▶ _Exercise brief_
Print the records below word for word, but leave out the pictures.

▶ _Items_

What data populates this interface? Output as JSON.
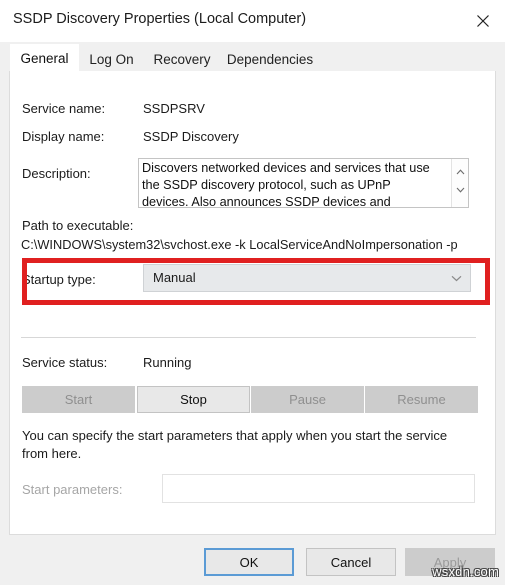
{
  "window": {
    "title": "SSDP Discovery Properties (Local Computer)",
    "close_icon": "close-icon"
  },
  "tabs": [
    {
      "label": "General",
      "active": true
    },
    {
      "label": "Log On",
      "active": false
    },
    {
      "label": "Recovery",
      "active": false
    },
    {
      "label": "Dependencies",
      "active": false
    }
  ],
  "general": {
    "service_name_label": "Service name:",
    "service_name_value": "SSDPSRV",
    "display_name_label": "Display name:",
    "display_name_value": "SSDP Discovery",
    "description_label": "Description:",
    "description_value": "Discovers networked devices and services that use the SSDP discovery protocol, such as UPnP devices. Also announces SSDP devices and services running",
    "scroll_up_icon": "chevron-up-icon",
    "scroll_down_icon": "chevron-down-icon",
    "path_label": "Path to executable:",
    "path_value": "C:\\WINDOWS\\system32\\svchost.exe -k LocalServiceAndNoImpersonation -p",
    "startup_type_label": "Startup type:",
    "startup_type_value": "Manual",
    "startup_dropdown_icon": "chevron-down-icon",
    "status_label": "Service status:",
    "status_value": "Running",
    "buttons": [
      {
        "label": "Start",
        "enabled": false
      },
      {
        "label": "Stop",
        "enabled": true
      },
      {
        "label": "Pause",
        "enabled": false
      },
      {
        "label": "Resume",
        "enabled": false
      }
    ],
    "help_text": "You can specify the start parameters that apply when you start the service from here.",
    "start_parameters_label": "Start parameters:",
    "start_parameters_value": ""
  },
  "footer": {
    "ok_label": "OK",
    "cancel_label": "Cancel",
    "apply_label": "Apply"
  },
  "watermark": "wsxdn.com",
  "colors": {
    "annotation": "#e02020",
    "focus_border": "#5b9bd5"
  }
}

▶ _Solution_
What data populates this interface? Output as JSON.
{
  "window": {
    "title": "SSDP Discovery Properties (Local Computer)",
    "close_icon": "close-icon"
  },
  "tabs": [
    {
      "label": "General",
      "active": true
    },
    {
      "label": "Log On",
      "active": false
    },
    {
      "label": "Recovery",
      "active": false
    },
    {
      "label": "Dependencies",
      "active": false
    }
  ],
  "general": {
    "service_name_label": "Service name:",
    "service_name_value": "SSDPSRV",
    "display_name_label": "Display name:",
    "display_name_value": "SSDP Discovery",
    "description_label": "Description:",
    "description_value": "Discovers networked devices and services that use the SSDP discovery protocol, such as UPnP devices. Also announces SSDP devices and services running",
    "scroll_up_icon": "chevron-up-icon",
    "scroll_down_icon": "chevron-down-icon",
    "path_label": "Path to executable:",
    "path_value": "C:\\WINDOWS\\system32\\svchost.exe -k LocalServiceAndNoImpersonation -p",
    "startup_type_label": "Startup type:",
    "startup_type_value": "Manual",
    "startup_dropdown_icon": "chevron-down-icon",
    "status_label": "Service status:",
    "status_value": "Running",
    "buttons": [
      {
        "label": "Start",
        "enabled": false
      },
      {
        "label": "Stop",
        "enabled": true
      },
      {
        "label": "Pause",
        "enabled": false
      },
      {
        "label": "Resume",
        "enabled": false
      }
    ],
    "help_text": "You can specify the start parameters that apply when you start the service from here.",
    "start_parameters_label": "Start parameters:",
    "start_parameters_value": ""
  },
  "footer": {
    "ok_label": "OK",
    "cancel_label": "Cancel",
    "apply_label": "Apply"
  },
  "watermark": "wsxdn.com",
  "colors": {
    "annotation": "#e02020",
    "focus_border": "#5b9bd5"
  }
}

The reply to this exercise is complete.